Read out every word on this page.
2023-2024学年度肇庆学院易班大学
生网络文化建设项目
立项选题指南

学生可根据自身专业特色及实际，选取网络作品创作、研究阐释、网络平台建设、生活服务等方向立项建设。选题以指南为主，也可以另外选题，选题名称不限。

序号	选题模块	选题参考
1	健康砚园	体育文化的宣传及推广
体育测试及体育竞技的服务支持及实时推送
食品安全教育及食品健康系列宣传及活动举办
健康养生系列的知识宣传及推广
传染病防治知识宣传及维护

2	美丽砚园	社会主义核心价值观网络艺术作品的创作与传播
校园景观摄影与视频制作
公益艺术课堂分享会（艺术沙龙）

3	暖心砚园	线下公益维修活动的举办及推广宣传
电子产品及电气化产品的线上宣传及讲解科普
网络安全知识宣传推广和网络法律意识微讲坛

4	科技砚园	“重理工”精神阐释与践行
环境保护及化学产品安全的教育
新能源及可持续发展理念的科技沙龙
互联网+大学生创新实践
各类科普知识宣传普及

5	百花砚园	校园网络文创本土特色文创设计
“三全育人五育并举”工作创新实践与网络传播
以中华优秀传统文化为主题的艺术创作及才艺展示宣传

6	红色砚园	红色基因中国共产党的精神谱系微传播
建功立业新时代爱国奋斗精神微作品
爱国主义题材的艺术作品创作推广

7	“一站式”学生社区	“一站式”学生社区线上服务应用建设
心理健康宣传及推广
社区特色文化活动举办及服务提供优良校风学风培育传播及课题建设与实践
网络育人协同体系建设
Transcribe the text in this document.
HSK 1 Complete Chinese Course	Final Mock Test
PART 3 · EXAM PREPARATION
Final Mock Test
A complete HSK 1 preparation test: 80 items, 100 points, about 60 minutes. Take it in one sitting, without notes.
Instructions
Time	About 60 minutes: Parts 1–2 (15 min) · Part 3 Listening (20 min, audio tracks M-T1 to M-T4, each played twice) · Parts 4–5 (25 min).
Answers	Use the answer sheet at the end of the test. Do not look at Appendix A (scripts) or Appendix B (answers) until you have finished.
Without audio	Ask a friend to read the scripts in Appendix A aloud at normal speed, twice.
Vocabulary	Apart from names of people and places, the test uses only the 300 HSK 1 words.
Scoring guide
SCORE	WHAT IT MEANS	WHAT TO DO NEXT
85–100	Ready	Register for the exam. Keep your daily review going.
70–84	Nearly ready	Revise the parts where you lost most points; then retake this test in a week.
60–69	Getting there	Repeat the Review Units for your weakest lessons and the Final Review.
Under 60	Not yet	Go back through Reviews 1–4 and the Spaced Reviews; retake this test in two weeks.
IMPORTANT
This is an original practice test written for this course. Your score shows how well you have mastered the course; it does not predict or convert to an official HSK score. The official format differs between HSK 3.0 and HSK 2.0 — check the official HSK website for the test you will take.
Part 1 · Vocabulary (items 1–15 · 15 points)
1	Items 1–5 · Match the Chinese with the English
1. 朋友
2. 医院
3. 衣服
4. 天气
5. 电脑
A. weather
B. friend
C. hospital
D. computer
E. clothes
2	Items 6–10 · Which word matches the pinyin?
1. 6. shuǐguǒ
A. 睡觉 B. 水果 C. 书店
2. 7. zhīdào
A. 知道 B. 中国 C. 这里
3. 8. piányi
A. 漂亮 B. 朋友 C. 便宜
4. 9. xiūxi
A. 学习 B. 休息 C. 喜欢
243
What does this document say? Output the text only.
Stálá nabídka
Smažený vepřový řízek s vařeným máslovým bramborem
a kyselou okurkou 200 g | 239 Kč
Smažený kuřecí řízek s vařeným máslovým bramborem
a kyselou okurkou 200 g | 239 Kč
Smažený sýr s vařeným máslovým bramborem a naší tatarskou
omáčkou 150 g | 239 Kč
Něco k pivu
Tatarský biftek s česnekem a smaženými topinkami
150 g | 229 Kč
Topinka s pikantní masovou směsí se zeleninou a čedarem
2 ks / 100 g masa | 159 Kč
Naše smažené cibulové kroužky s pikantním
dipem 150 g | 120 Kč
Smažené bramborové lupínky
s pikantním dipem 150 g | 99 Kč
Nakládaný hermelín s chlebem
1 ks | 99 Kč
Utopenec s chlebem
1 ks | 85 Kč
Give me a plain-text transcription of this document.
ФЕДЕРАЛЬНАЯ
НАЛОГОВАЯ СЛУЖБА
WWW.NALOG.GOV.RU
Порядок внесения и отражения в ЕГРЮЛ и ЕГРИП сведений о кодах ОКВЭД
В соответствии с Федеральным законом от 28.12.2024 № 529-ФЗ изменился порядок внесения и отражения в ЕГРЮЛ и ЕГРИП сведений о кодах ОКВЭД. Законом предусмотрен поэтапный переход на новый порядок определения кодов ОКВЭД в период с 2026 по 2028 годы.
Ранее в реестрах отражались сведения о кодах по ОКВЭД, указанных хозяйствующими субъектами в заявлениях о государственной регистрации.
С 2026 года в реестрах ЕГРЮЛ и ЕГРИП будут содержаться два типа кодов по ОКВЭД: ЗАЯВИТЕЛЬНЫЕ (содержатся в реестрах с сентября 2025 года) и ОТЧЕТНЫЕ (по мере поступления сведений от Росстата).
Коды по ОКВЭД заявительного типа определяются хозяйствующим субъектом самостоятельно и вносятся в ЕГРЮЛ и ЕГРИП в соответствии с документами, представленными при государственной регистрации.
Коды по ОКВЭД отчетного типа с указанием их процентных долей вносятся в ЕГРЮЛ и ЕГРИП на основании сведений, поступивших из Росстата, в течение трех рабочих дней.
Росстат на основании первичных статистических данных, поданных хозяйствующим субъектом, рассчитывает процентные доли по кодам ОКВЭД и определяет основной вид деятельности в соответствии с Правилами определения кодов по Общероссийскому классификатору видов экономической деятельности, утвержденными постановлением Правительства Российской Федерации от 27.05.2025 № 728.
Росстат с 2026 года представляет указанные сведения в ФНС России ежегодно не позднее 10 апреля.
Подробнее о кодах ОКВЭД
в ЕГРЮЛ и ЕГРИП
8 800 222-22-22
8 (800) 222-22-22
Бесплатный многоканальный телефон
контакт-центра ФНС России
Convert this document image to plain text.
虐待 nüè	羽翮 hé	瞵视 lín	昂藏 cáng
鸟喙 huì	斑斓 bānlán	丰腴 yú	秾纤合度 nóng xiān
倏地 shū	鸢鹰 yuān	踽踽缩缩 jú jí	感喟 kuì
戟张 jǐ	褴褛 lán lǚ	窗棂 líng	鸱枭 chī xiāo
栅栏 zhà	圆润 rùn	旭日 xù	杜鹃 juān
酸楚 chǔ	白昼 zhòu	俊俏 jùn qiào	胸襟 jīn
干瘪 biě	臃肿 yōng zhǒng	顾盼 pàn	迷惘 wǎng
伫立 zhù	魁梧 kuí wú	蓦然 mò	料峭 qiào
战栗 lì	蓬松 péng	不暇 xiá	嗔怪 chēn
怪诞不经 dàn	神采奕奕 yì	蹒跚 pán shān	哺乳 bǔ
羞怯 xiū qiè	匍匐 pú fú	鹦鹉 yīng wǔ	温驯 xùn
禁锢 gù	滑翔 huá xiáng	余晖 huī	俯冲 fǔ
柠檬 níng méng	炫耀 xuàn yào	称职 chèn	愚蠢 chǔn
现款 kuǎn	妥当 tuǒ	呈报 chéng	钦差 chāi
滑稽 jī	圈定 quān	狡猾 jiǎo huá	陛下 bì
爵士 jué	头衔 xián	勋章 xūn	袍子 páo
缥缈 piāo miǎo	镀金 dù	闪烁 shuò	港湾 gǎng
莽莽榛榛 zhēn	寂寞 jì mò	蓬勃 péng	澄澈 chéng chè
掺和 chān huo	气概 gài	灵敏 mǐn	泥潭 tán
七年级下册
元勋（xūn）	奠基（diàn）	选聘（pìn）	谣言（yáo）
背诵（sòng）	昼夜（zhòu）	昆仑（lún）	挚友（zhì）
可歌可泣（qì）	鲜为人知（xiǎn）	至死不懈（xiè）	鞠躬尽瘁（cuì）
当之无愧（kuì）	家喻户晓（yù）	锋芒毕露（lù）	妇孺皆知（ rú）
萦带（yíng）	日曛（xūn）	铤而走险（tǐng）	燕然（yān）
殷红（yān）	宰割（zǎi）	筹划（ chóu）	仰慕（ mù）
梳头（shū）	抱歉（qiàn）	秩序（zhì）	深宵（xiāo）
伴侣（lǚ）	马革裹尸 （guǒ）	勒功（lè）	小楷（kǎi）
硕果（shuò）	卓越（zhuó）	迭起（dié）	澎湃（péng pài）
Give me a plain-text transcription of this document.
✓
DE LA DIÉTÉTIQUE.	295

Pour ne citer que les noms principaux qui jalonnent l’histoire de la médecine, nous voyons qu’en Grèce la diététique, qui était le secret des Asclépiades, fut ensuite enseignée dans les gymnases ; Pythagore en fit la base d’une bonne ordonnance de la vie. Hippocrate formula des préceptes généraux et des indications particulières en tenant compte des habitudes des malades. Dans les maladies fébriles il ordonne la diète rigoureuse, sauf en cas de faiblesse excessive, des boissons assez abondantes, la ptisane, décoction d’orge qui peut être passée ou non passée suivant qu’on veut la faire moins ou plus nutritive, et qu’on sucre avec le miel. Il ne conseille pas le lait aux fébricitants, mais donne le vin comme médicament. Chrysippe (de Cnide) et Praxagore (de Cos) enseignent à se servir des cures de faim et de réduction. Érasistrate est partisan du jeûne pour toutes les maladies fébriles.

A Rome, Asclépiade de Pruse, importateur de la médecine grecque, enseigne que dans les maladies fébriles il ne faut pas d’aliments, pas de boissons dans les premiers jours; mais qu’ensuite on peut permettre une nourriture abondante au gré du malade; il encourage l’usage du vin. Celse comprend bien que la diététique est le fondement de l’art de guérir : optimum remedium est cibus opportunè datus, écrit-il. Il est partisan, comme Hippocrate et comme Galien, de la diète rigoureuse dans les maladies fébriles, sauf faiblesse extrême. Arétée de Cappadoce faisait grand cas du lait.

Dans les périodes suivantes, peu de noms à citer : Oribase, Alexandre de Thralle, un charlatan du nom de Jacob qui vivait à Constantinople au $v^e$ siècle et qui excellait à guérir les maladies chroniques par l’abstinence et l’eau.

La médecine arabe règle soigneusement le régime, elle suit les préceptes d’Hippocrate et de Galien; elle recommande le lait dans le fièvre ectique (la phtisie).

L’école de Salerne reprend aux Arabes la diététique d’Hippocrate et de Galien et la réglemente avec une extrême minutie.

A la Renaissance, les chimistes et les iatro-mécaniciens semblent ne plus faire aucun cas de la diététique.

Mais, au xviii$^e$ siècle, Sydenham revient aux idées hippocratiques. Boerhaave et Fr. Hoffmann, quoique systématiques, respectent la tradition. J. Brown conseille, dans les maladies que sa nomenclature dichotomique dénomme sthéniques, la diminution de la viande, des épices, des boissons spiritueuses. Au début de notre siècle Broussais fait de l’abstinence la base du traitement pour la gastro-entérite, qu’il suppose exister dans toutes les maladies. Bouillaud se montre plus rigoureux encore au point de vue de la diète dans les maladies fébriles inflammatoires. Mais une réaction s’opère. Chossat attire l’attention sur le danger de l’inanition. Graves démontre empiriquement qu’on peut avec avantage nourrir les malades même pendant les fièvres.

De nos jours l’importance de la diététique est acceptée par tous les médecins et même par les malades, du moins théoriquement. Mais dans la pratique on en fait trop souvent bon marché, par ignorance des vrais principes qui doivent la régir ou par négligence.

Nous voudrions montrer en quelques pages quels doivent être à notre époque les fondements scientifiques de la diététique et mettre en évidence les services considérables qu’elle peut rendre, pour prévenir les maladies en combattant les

*Required work:*
Within the listing above, work out how many lines contain the string "audio", and reply with that number only.

*Answer to this task:*
2